▸ **Task statement**:
Print each line exactly as it is given.

▸ **Data**:

## BEGIN

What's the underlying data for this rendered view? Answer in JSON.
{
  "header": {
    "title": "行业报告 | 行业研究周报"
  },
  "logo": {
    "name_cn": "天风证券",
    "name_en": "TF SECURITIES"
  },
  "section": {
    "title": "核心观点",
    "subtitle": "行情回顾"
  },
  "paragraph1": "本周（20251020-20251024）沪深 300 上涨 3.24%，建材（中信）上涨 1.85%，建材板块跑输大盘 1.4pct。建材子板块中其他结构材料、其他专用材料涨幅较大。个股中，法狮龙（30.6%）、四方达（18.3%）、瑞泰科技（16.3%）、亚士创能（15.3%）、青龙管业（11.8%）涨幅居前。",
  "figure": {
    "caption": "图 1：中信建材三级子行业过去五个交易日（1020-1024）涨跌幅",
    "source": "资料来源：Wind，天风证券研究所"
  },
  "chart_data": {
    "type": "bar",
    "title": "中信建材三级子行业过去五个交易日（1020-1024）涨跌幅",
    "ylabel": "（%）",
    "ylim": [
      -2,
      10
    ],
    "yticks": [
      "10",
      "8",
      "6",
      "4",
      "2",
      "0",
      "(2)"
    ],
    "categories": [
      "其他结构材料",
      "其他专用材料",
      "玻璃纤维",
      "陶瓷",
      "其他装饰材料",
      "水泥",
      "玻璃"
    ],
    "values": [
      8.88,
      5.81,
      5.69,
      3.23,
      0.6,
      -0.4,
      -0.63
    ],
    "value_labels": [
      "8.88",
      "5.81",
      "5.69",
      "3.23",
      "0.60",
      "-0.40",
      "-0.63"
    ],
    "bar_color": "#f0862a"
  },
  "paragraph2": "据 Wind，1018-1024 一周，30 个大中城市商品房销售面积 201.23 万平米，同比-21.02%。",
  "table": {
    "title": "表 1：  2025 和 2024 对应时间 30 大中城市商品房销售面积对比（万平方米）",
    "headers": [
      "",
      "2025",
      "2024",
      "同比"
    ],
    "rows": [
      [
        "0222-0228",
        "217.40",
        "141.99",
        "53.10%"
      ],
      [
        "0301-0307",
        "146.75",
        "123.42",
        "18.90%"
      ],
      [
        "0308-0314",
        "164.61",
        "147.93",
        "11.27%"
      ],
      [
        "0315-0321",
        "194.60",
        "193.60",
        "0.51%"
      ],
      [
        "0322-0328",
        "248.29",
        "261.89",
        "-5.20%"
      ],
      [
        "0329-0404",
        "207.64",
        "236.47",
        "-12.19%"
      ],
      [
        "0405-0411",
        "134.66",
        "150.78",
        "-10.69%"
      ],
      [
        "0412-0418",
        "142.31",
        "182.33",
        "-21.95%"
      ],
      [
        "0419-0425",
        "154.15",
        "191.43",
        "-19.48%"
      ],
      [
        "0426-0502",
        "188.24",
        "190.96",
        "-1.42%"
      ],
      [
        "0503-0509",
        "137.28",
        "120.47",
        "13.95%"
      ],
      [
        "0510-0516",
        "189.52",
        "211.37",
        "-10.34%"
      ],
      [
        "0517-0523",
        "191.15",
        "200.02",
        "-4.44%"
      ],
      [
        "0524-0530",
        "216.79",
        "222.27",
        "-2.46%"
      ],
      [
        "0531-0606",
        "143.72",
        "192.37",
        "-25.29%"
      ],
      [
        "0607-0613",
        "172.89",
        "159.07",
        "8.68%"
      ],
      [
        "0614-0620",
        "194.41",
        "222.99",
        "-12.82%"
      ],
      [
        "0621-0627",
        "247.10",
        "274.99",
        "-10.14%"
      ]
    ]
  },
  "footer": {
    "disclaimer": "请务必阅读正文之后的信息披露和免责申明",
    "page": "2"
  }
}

## END

▸ **Correct answer**:
What's the underlying data for this rendered view? Answer in JSON.
{
  "header": {
    "title": "行业报告 | 行业研究周报"
  },
  "logo": {
    "name_cn": "天风证券",
    "name_en": "TF SECURITIES"
  },
  "section": {
    "title": "核心观点",
    "subtitle": "行情回顾"
  },
  "paragraph1": "本周（20251020-20251024）沪深 300 上涨 3.24%，建材（中信）上涨 1.85%，建材板块跑输大盘 1.4pct。建材子板块中其他结构材料、其他专用材料涨幅较大。个股中，法狮龙（30.6%）、四方达（18.3%）、瑞泰科技（16.3%）、亚士创能（15.3%）、青龙管业（11.8%）涨幅居前。",
  "figure": {
    "caption": "图 1：中信建材三级子行业过去五个交易日（1020-1024）涨跌幅",
    "source": "资料来源：Wind，天风证券研究所"
  },
  "chart_data": {
    "type": "bar",
    "title": "中信建材三级子行业过去五个交易日（1020-1024）涨跌幅",
    "ylabel": "（%）",
    "ylim": [
      -2,
      10
    ],
    "yticks": [
      "10",
      "8",
      "6",
      "4",
      "2",
      "0",
      "(2)"
    ],
    "categories": [
      "其他结构材料",
      "其他专用材料",
      "玻璃纤维",
      "陶瓷",
      "其他装饰材料",
      "水泥",
      "玻璃"
    ],
    "values": [
      8.88,
      5.81,
      5.69,
      3.23,
      0.6,
      -0.4,
      -0.63
    ],
    "value_labels": [
      "8.88",
      "5.81",
      "5.69",
      "3.23",
      "0.60",
      "-0.40",
      "-0.63"
    ],
    "bar_color": "#f0862a"
  },
  "paragraph2": "据 Wind，1018-1024 一周，30 个大中城市商品房销售面积 201.23 万平米，同比-21.02%。",
  "table": {
    "title": "表 1：  2025 和 2024 对应时间 30 大中城市商品房销售面积对比（万平方米）",
    "headers": [
      "",
      "2025",
      "2024",
      "同比"
    ],
    "rows": [
      [
        "0222-0228",
        "217.40",
        "141.99",
        "53.10%"
      ],
      [
        "0301-0307",
        "146.75",
        "123.42",
        "18.90%"
      ],
      [
        "0308-0314",
        "164.61",
        "147.93",
        "11.27%"
      ],
      [
        "0315-0321",
        "194.60",
        "193.60",
        "0.51%"
      ],
      [
        "0322-0328",
        "248.29",
        "261.89",
        "-5.20%"
      ],
      [
        "0329-0404",
        "207.64",
        "236.47",
        "-12.19%"
      ],
      [
        "0405-0411",
        "134.66",
        "150.78",
        "-10.69%"
      ],
      [
        "0412-0418",
        "142.31",
        "182.33",
        "-21.95%"
      ],
      [
        "0419-0425",
        "154.15",
        "191.43",
        "-19.48%"
      ],
      [
        "0426-0502",
        "188.24",
        "190.96",
        "-1.42%"
      ],
      [
        "0503-0509",
        "137.28",
        "120.47",
        "13.95%"
      ],
      [
        "0510-0516",
        "189.52",
        "211.37",
        "-10.34%"
      ],
      [
        "0517-0523",
        "191.15",
        "200.02",
        "-4.44%"
      ],
      [
        "0524-0530",
        "216.79",
        "222.27",
        "-2.46%"
      ],
      [
        "0531-0606",
        "143.72",
        "192.37",
        "-25.29%"
      ],
      [
        "0607-0613",
        "172.89",
        "159.07",
        "8.68%"
      ],
      [
        "0614-0620",
        "194.41",
        "222.99",
        "-12.82%"
      ],
      [
        "0621-0627",
        "247.10",
        "274.99",
        "-10.14%"
      ]
    ]
  },
  "footer": {
    "disclaimer": "请务必阅读正文之后的信息披露和免责申明",
    "page": "2"
  }
}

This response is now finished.